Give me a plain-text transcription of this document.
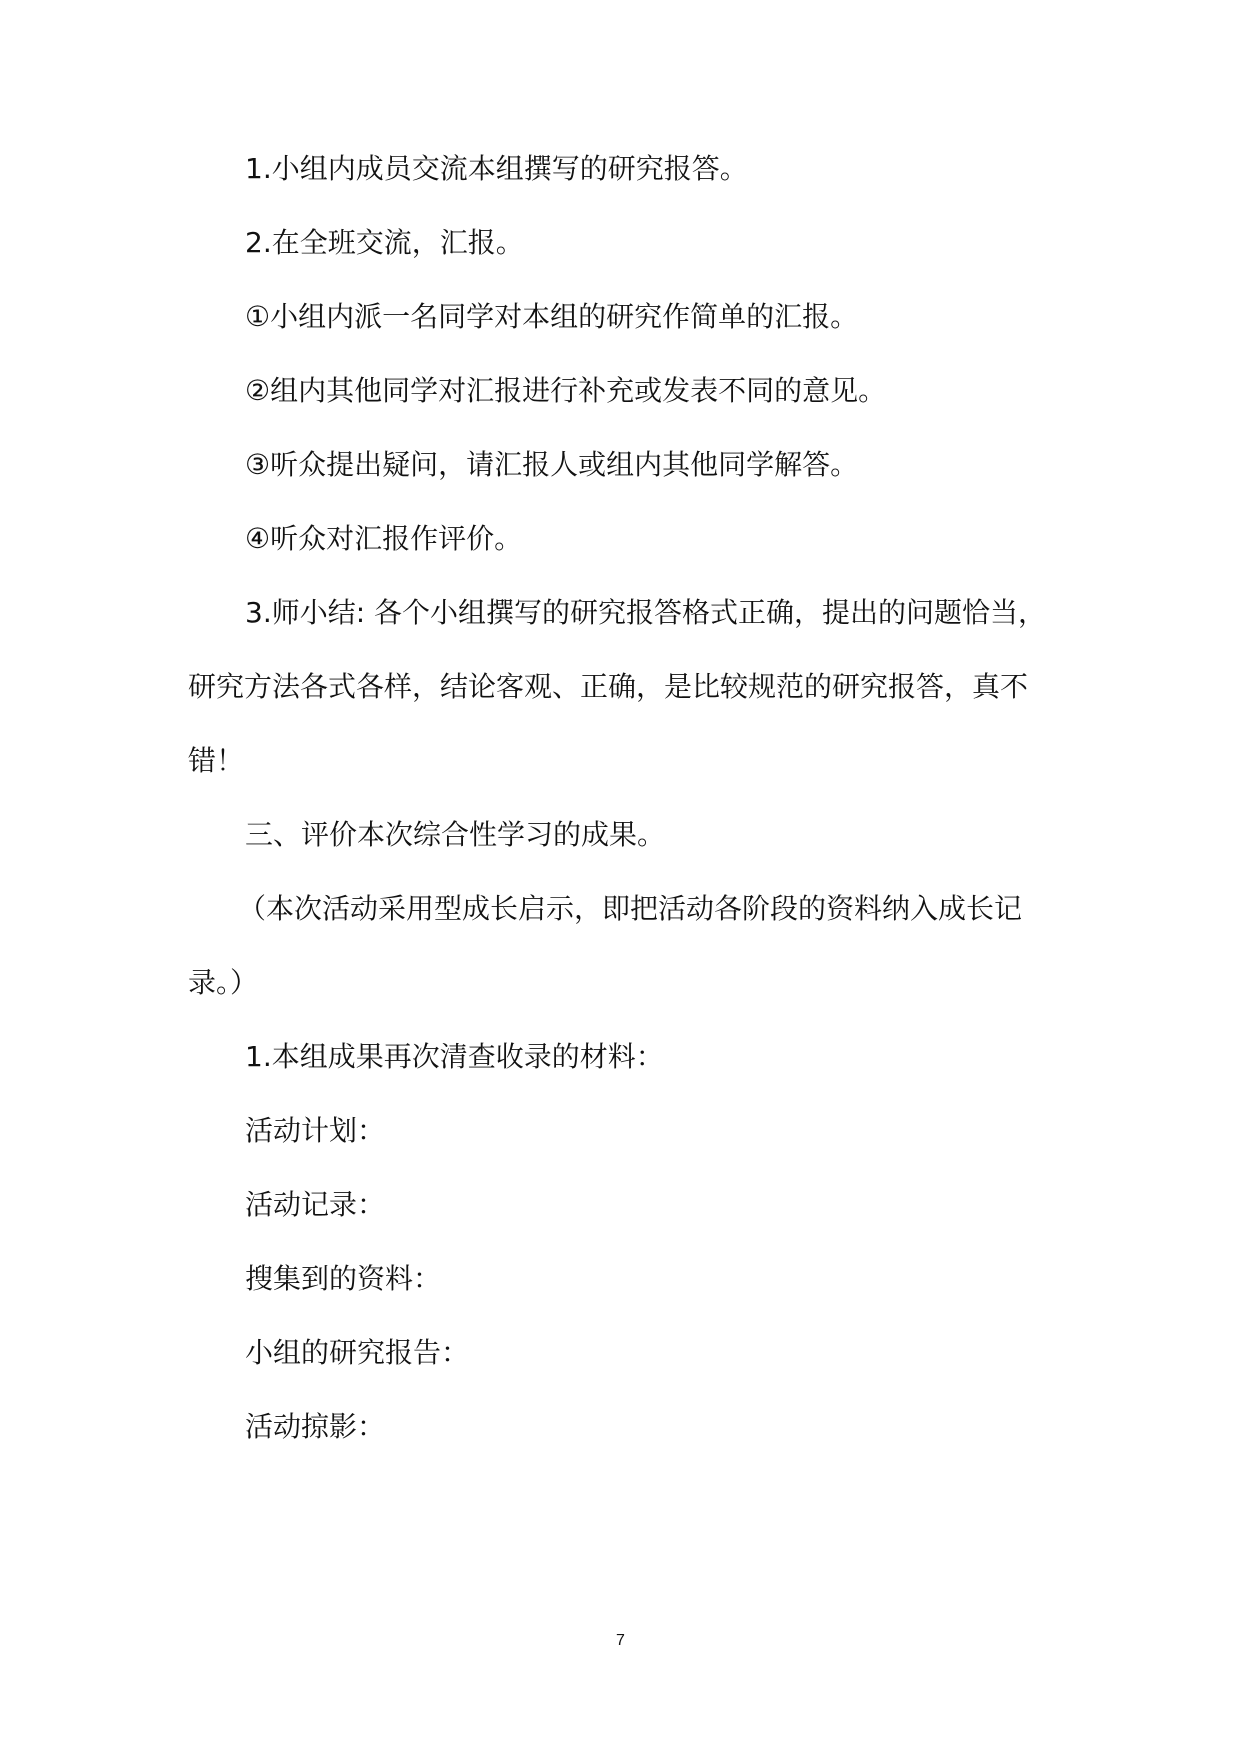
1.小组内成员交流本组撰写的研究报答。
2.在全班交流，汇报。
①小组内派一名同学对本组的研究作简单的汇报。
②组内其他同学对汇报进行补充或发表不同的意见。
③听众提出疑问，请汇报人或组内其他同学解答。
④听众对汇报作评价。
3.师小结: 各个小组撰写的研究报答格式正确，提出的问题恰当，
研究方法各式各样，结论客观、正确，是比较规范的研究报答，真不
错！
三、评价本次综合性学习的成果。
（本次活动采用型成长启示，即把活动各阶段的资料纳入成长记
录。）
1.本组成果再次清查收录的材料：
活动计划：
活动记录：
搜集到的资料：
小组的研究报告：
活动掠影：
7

----------------------------------------

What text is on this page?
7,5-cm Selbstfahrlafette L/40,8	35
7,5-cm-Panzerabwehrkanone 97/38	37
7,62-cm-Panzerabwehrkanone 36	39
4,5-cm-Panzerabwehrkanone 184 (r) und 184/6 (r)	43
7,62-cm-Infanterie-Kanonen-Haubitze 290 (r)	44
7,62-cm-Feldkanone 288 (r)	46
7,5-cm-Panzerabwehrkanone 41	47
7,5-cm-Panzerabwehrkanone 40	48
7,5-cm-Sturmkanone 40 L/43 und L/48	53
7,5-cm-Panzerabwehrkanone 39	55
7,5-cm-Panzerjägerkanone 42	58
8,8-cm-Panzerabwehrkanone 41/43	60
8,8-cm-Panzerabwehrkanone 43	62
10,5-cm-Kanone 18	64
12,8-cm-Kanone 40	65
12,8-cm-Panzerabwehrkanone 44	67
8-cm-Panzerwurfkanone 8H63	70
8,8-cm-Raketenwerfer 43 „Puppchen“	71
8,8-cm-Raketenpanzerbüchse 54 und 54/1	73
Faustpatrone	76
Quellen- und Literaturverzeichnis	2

----------------------------------------

*PROBLEM STATEMENT*
Show, from the listing above, each line that contains the word "this".

*RESPONSE BELOW*
Give me a plain-text transcription of this document.
What text is on this page?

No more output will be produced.